Dataset records:
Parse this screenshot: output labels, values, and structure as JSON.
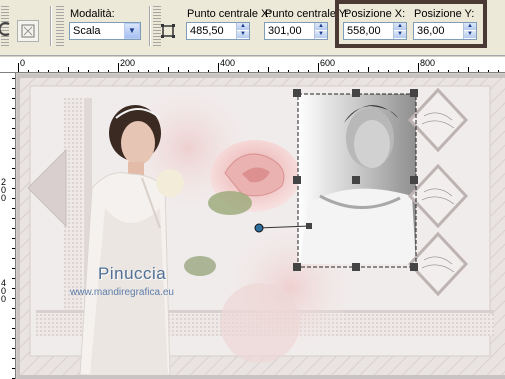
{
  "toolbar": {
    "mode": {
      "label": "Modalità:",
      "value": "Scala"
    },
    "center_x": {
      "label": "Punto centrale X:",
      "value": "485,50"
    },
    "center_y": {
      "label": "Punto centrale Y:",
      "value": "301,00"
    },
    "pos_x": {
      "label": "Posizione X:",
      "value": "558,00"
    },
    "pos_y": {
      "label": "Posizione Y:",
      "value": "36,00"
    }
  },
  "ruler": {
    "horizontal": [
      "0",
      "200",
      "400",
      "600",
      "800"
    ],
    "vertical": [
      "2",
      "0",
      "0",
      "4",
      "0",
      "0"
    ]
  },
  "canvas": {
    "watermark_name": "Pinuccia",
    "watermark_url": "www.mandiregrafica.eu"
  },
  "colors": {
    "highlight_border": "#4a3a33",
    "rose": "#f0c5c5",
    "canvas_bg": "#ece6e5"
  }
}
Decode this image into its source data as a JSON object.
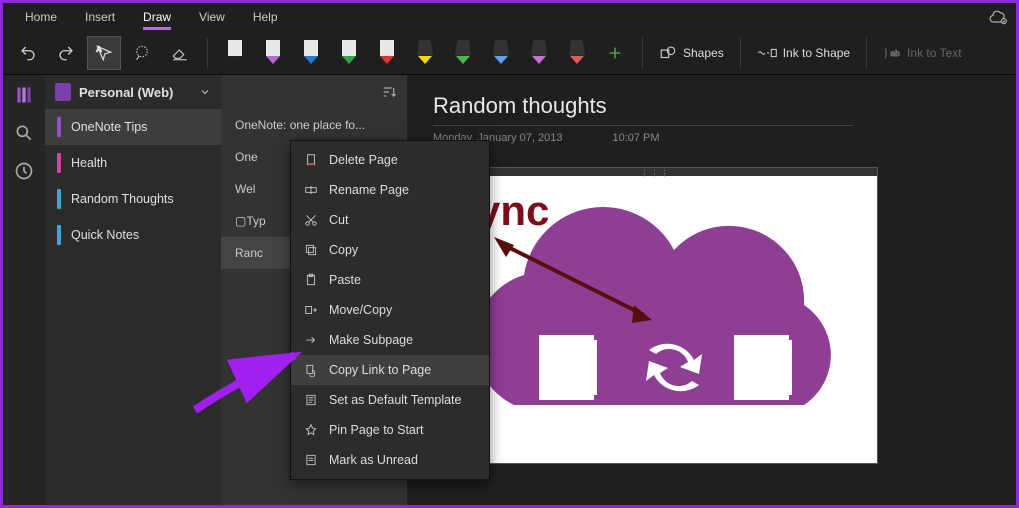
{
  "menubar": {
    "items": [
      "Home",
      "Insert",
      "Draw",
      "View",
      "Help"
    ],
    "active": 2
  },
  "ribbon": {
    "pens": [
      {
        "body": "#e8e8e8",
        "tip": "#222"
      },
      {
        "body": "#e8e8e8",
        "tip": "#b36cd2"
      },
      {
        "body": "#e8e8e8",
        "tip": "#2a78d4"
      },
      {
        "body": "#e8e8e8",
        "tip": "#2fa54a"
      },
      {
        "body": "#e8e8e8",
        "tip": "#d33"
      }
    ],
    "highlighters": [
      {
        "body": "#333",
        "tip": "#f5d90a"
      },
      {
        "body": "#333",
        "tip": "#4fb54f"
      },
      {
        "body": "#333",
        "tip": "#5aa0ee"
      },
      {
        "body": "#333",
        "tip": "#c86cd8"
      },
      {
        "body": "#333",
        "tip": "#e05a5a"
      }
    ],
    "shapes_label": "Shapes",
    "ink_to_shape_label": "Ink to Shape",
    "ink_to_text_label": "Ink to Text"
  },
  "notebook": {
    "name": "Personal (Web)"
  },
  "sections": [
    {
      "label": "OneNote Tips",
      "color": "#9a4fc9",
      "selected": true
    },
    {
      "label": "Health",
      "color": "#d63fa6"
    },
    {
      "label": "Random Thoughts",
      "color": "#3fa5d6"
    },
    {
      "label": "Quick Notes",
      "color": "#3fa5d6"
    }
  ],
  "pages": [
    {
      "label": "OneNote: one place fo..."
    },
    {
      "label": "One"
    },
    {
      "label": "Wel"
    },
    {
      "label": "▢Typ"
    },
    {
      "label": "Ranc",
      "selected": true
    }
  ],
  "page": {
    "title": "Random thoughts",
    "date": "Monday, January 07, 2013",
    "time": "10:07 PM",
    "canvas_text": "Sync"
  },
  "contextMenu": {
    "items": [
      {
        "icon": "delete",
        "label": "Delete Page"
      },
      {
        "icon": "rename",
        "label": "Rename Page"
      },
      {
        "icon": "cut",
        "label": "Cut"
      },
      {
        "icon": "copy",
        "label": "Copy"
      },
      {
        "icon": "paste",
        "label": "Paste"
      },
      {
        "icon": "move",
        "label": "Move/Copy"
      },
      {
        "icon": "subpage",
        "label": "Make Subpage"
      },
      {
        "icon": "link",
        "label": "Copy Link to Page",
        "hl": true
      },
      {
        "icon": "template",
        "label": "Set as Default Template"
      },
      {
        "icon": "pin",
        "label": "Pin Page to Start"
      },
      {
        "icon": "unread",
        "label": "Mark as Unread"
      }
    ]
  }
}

* * *

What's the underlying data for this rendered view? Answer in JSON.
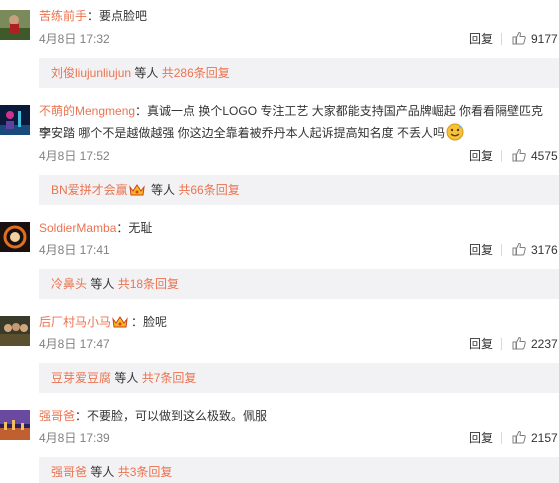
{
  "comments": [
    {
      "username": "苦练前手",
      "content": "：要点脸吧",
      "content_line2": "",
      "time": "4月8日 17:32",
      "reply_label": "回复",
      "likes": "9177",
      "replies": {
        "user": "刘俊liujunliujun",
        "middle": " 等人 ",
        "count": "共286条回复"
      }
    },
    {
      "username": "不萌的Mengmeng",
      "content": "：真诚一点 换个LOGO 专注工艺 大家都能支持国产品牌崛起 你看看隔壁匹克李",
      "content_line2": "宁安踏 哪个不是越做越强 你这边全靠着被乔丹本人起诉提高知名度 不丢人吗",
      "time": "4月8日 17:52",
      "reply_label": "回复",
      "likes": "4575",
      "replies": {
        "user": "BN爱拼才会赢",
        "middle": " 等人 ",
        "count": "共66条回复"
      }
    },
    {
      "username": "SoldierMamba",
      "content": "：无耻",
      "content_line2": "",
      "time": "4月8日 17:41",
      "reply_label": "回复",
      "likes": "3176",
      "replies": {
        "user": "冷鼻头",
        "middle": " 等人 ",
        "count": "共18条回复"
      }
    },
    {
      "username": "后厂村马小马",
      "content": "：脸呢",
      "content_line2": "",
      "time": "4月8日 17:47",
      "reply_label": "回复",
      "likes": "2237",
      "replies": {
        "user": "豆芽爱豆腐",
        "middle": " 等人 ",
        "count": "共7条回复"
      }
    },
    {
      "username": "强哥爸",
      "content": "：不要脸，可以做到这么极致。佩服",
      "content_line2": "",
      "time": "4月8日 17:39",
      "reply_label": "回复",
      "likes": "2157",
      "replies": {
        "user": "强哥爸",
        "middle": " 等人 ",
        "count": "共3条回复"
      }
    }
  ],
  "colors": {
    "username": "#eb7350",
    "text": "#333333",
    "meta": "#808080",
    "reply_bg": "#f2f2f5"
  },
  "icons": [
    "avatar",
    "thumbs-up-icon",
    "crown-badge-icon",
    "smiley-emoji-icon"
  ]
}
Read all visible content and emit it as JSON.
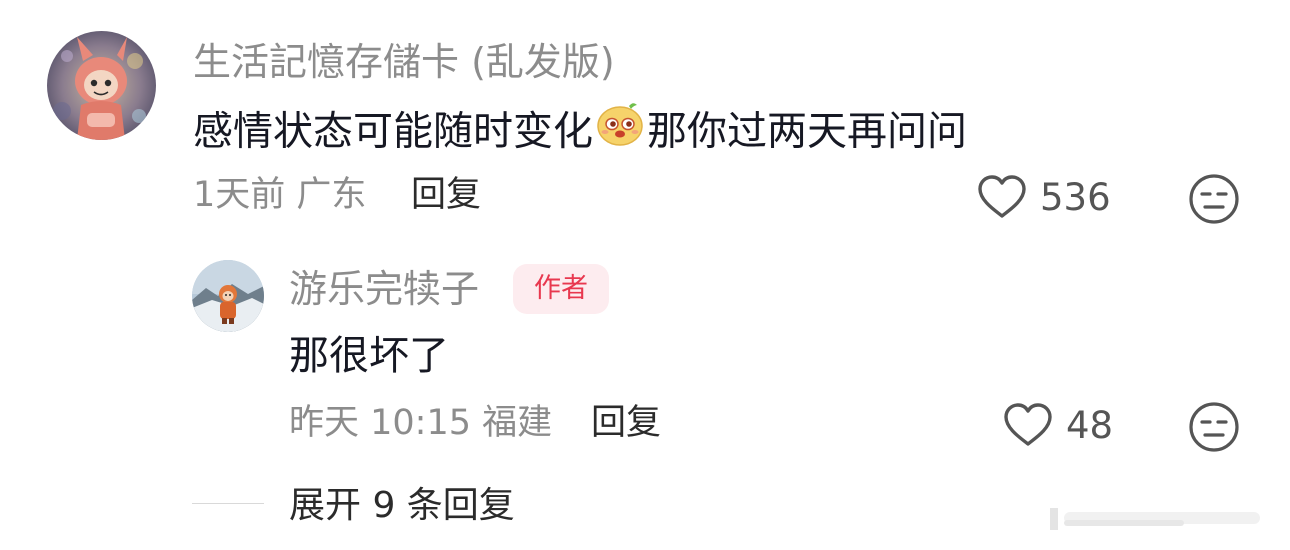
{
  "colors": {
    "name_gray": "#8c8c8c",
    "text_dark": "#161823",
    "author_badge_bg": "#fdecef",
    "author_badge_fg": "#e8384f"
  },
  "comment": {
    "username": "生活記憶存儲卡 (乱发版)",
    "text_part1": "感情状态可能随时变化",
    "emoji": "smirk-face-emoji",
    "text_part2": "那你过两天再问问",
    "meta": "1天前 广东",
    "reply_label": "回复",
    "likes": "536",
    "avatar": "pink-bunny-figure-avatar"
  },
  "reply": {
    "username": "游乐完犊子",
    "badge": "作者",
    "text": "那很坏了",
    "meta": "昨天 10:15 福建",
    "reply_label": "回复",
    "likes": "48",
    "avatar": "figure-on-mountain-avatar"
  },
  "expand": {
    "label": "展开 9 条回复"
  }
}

---

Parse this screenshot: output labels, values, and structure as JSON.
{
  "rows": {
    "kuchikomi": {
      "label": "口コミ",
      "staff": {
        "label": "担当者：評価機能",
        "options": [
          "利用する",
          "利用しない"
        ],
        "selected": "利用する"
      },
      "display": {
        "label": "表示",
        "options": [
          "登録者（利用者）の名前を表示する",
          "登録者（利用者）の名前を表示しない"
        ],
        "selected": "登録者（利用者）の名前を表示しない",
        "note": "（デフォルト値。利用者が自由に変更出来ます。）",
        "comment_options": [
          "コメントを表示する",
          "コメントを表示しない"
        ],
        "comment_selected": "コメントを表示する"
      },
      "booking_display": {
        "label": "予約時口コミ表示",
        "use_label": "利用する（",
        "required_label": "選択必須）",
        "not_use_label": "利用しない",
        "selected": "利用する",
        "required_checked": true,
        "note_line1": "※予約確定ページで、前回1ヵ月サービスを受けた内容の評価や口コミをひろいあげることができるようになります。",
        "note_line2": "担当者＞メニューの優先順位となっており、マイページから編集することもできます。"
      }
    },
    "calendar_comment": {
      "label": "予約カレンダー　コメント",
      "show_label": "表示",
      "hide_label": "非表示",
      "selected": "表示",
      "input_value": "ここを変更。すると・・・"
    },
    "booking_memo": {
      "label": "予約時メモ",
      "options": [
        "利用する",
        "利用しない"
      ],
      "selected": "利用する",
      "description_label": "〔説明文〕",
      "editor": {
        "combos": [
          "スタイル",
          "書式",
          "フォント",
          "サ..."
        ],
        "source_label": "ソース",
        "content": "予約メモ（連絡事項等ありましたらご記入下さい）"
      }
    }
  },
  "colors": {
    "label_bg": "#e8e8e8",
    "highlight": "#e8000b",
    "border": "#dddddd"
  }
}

Set task:
Locate the lines above that contain "meta" and copy them.

Exercise result:
    "meta": "#808080",
    "meta": "1天前 广东",
    "meta": "昨天 10:15 福建",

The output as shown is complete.